--- MATERIAL PROVIDED ---
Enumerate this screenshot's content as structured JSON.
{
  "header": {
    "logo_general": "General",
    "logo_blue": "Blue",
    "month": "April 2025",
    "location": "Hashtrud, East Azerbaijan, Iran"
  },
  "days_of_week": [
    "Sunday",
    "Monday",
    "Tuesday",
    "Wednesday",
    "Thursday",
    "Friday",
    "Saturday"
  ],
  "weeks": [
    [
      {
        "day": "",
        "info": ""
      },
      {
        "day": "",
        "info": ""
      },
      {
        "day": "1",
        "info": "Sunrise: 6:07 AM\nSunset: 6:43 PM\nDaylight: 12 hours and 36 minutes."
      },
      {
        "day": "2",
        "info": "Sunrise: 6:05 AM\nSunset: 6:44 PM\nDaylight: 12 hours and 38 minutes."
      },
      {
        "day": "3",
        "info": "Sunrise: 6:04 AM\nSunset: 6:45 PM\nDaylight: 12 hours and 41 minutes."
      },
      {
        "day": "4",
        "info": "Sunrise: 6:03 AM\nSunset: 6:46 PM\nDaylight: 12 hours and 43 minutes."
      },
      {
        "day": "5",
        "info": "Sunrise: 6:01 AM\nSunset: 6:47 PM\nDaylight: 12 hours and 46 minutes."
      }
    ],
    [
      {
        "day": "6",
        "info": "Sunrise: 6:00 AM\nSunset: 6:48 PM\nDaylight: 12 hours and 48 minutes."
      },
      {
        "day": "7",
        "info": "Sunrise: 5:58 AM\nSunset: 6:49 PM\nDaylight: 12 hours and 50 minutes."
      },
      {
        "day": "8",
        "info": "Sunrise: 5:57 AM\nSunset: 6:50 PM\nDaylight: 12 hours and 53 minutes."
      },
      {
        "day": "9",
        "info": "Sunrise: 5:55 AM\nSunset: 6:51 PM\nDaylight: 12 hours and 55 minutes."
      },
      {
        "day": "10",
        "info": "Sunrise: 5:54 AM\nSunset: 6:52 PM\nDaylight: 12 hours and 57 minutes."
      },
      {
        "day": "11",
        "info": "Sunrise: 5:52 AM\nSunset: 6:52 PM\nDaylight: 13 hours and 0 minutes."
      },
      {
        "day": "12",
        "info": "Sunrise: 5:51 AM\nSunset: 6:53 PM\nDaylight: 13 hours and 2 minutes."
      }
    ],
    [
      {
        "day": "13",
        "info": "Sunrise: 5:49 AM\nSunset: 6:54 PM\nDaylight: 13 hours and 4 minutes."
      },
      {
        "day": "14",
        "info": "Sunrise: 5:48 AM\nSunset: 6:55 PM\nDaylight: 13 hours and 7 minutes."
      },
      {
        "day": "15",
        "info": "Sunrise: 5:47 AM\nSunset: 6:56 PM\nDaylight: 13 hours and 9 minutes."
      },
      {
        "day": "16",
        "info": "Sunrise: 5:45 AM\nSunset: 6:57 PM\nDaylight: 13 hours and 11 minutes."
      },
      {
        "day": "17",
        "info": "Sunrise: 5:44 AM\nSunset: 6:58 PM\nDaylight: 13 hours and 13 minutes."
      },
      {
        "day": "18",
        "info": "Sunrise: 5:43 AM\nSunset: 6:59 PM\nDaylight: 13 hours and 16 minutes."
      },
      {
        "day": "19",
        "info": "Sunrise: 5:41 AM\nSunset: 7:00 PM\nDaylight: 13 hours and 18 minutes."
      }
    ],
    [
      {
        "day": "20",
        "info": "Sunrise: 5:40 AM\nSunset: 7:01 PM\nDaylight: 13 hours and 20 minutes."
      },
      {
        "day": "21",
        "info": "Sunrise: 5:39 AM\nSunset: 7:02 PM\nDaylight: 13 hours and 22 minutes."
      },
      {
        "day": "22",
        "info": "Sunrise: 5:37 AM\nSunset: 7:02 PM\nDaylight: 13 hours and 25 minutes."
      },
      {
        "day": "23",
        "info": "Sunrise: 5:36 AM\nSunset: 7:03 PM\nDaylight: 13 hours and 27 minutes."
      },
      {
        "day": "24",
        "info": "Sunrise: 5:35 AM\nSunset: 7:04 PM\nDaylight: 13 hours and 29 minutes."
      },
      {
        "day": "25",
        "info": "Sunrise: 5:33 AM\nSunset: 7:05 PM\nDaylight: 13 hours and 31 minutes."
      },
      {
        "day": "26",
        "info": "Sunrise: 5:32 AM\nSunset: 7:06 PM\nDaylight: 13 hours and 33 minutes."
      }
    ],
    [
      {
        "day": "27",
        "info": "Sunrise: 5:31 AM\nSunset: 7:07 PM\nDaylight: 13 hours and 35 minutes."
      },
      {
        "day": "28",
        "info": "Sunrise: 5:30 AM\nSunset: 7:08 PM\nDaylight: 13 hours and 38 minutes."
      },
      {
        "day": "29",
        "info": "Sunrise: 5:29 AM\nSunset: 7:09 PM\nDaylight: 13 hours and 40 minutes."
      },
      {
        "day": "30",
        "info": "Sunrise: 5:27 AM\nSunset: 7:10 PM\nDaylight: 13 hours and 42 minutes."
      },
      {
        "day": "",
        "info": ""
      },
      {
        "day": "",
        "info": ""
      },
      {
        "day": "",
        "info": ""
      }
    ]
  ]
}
---
• TASK PROMPT: Without changing a word, restate the whole listing.

• RESULT:
Enumerate this screenshot's content as structured JSON.
{
  "header": {
    "logo_general": "General",
    "logo_blue": "Blue",
    "month": "April 2025",
    "location": "Hashtrud, East Azerbaijan, Iran"
  },
  "days_of_week": [
    "Sunday",
    "Monday",
    "Tuesday",
    "Wednesday",
    "Thursday",
    "Friday",
    "Saturday"
  ],
  "weeks": [
    [
      {
        "day": "",
        "info": ""
      },
      {
        "day": "",
        "info": ""
      },
      {
        "day": "1",
        "info": "Sunrise: 6:07 AM\nSunset: 6:43 PM\nDaylight: 12 hours and 36 minutes."
      },
      {
        "day": "2",
        "info": "Sunrise: 6:05 AM\nSunset: 6:44 PM\nDaylight: 12 hours and 38 minutes."
      },
      {
        "day": "3",
        "info": "Sunrise: 6:04 AM\nSunset: 6:45 PM\nDaylight: 12 hours and 41 minutes."
      },
      {
        "day": "4",
        "info": "Sunrise: 6:03 AM\nSunset: 6:46 PM\nDaylight: 12 hours and 43 minutes."
      },
      {
        "day": "5",
        "info": "Sunrise: 6:01 AM\nSunset: 6:47 PM\nDaylight: 12 hours and 46 minutes."
      }
    ],
    [
      {
        "day": "6",
        "info": "Sunrise: 6:00 AM\nSunset: 6:48 PM\nDaylight: 12 hours and 48 minutes."
      },
      {
        "day": "7",
        "info": "Sunrise: 5:58 AM\nSunset: 6:49 PM\nDaylight: 12 hours and 50 minutes."
      },
      {
        "day": "8",
        "info": "Sunrise: 5:57 AM\nSunset: 6:50 PM\nDaylight: 12 hours and 53 minutes."
      },
      {
        "day": "9",
        "info": "Sunrise: 5:55 AM\nSunset: 6:51 PM\nDaylight: 12 hours and 55 minutes."
      },
      {
        "day": "10",
        "info": "Sunrise: 5:54 AM\nSunset: 6:52 PM\nDaylight: 12 hours and 57 minutes."
      },
      {
        "day": "11",
        "info": "Sunrise: 5:52 AM\nSunset: 6:52 PM\nDaylight: 13 hours and 0 minutes."
      },
      {
        "day": "12",
        "info": "Sunrise: 5:51 AM\nSunset: 6:53 PM\nDaylight: 13 hours and 2 minutes."
      }
    ],
    [
      {
        "day": "13",
        "info": "Sunrise: 5:49 AM\nSunset: 6:54 PM\nDaylight: 13 hours and 4 minutes."
      },
      {
        "day": "14",
        "info": "Sunrise: 5:48 AM\nSunset: 6:55 PM\nDaylight: 13 hours and 7 minutes."
      },
      {
        "day": "15",
        "info": "Sunrise: 5:47 AM\nSunset: 6:56 PM\nDaylight: 13 hours and 9 minutes."
      },
      {
        "day": "16",
        "info": "Sunrise: 5:45 AM\nSunset: 6:57 PM\nDaylight: 13 hours and 11 minutes."
      },
      {
        "day": "17",
        "info": "Sunrise: 5:44 AM\nSunset: 6:58 PM\nDaylight: 13 hours and 13 minutes."
      },
      {
        "day": "18",
        "info": "Sunrise: 5:43 AM\nSunset: 6:59 PM\nDaylight: 13 hours and 16 minutes."
      },
      {
        "day": "19",
        "info": "Sunrise: 5:41 AM\nSunset: 7:00 PM\nDaylight: 13 hours and 18 minutes."
      }
    ],
    [
      {
        "day": "20",
        "info": "Sunrise: 5:40 AM\nSunset: 7:01 PM\nDaylight: 13 hours and 20 minutes."
      },
      {
        "day": "21",
        "info": "Sunrise: 5:39 AM\nSunset: 7:02 PM\nDaylight: 13 hours and 22 minutes."
      },
      {
        "day": "22",
        "info": "Sunrise: 5:37 AM\nSunset: 7:02 PM\nDaylight: 13 hours and 25 minutes."
      },
      {
        "day": "23",
        "info": "Sunrise: 5:36 AM\nSunset: 7:03 PM\nDaylight: 13 hours and 27 minutes."
      },
      {
        "day": "24",
        "info": "Sunrise: 5:35 AM\nSunset: 7:04 PM\nDaylight: 13 hours and 29 minutes."
      },
      {
        "day": "25",
        "info": "Sunrise: 5:33 AM\nSunset: 7:05 PM\nDaylight: 13 hours and 31 minutes."
      },
      {
        "day": "26",
        "info": "Sunrise: 5:32 AM\nSunset: 7:06 PM\nDaylight: 13 hours and 33 minutes."
      }
    ],
    [
      {
        "day": "27",
        "info": "Sunrise: 5:31 AM\nSunset: 7:07 PM\nDaylight: 13 hours and 35 minutes."
      },
      {
        "day": "28",
        "info": "Sunrise: 5:30 AM\nSunset: 7:08 PM\nDaylight: 13 hours and 38 minutes."
      },
      {
        "day": "29",
        "info": "Sunrise: 5:29 AM\nSunset: 7:09 PM\nDaylight: 13 hours and 40 minutes."
      },
      {
        "day": "30",
        "info": "Sunrise: 5:27 AM\nSunset: 7:10 PM\nDaylight: 13 hours and 42 minutes."
      },
      {
        "day": "",
        "info": ""
      },
      {
        "day": "",
        "info": ""
      },
      {
        "day": "",
        "info": ""
      }
    ]
  ]
}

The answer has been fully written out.